Exercise description -
Exclude the pictures and return every line exactly as written.

|---|

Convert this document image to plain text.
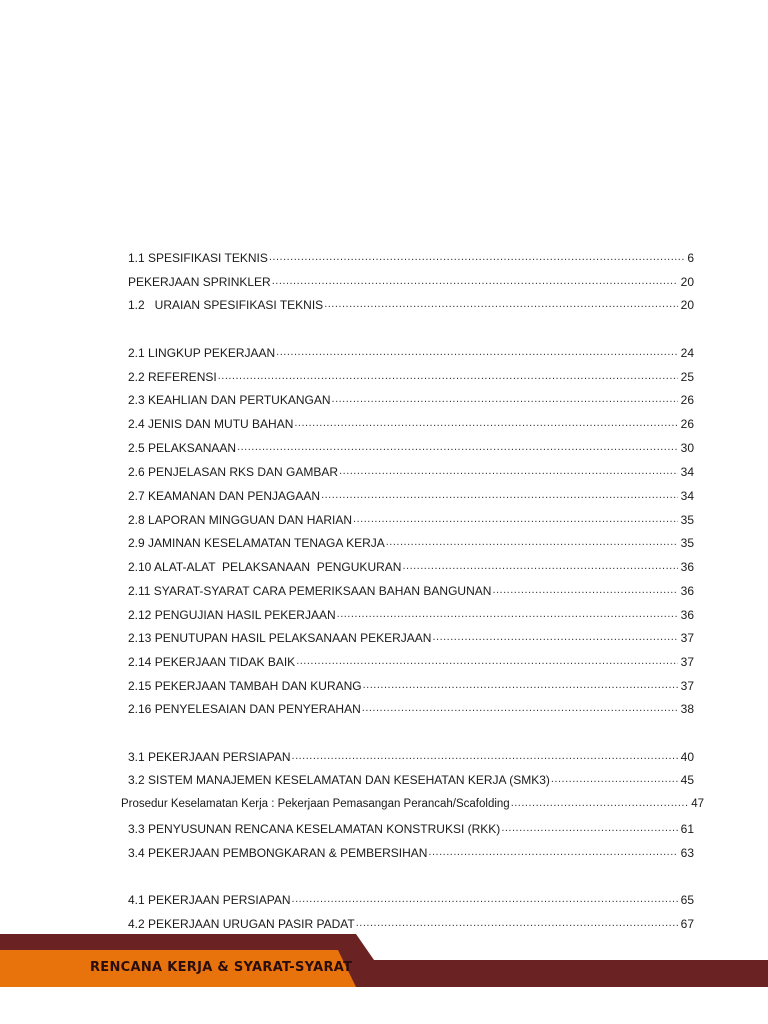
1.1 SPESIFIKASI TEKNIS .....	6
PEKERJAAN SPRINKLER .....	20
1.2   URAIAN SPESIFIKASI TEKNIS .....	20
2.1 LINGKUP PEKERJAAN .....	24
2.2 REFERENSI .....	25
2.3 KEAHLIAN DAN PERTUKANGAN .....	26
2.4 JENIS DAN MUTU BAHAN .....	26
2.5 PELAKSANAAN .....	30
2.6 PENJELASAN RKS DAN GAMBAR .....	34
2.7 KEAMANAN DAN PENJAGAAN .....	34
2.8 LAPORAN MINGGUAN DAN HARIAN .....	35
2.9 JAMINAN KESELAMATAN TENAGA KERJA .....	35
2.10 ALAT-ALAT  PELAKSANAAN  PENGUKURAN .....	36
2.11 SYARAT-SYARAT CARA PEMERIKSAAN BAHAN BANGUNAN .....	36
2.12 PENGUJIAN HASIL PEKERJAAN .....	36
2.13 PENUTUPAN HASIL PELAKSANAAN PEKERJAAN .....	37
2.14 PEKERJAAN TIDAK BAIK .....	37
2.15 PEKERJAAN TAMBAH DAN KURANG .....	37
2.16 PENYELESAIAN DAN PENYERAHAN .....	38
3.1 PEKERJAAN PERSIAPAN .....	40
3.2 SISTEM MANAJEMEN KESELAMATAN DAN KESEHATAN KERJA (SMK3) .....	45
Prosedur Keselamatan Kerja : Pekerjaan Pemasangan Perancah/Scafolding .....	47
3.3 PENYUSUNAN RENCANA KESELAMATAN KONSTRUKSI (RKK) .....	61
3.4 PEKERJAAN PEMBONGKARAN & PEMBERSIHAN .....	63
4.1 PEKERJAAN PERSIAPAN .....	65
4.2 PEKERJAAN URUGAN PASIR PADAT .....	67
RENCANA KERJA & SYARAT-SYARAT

|---|

Written reply -
Convert this document image to plain text.
1.1 SPESIFIKASI TEKNIS .....	6
PEKERJAAN SPRINKLER .....	20
1.2   URAIAN SPESIFIKASI TEKNIS .....	20
2.1 LINGKUP PEKERJAAN .....	24
2.2 REFERENSI .....	25
2.3 KEAHLIAN DAN PERTUKANGAN .....	26
2.4 JENIS DAN MUTU BAHAN .....	26
2.5 PELAKSANAAN .....	30
2.6 PENJELASAN RKS DAN GAMBAR .....	34
2.7 KEAMANAN DAN PENJAGAAN .....	34
2.8 LAPORAN MINGGUAN DAN HARIAN .....	35
2.9 JAMINAN KESELAMATAN TENAGA KERJA .....	35
2.10 ALAT-ALAT  PELAKSANAAN  PENGUKURAN .....	36
2.11 SYARAT-SYARAT CARA PEMERIKSAAN BAHAN BANGUNAN .....	36
2.12 PENGUJIAN HASIL PEKERJAAN .....	36
2.13 PENUTUPAN HASIL PELAKSANAAN PEKERJAAN .....	37
2.14 PEKERJAAN TIDAK BAIK .....	37
2.15 PEKERJAAN TAMBAH DAN KURANG .....	37
2.16 PENYELESAIAN DAN PENYERAHAN .....	38
3.1 PEKERJAAN PERSIAPAN .....	40
3.2 SISTEM MANAJEMEN KESELAMATAN DAN KESEHATAN KERJA (SMK3) .....	45
Prosedur Keselamatan Kerja : Pekerjaan Pemasangan Perancah/Scafolding .....	47
3.3 PENYUSUNAN RENCANA KESELAMATAN KONSTRUKSI (RKK) .....	61
3.4 PEKERJAAN PEMBONGKARAN & PEMBERSIHAN .....	63
4.1 PEKERJAAN PERSIAPAN .....	65
4.2 PEKERJAAN URUGAN PASIR PADAT .....	67
RENCANA KERJA & SYARAT-SYARAT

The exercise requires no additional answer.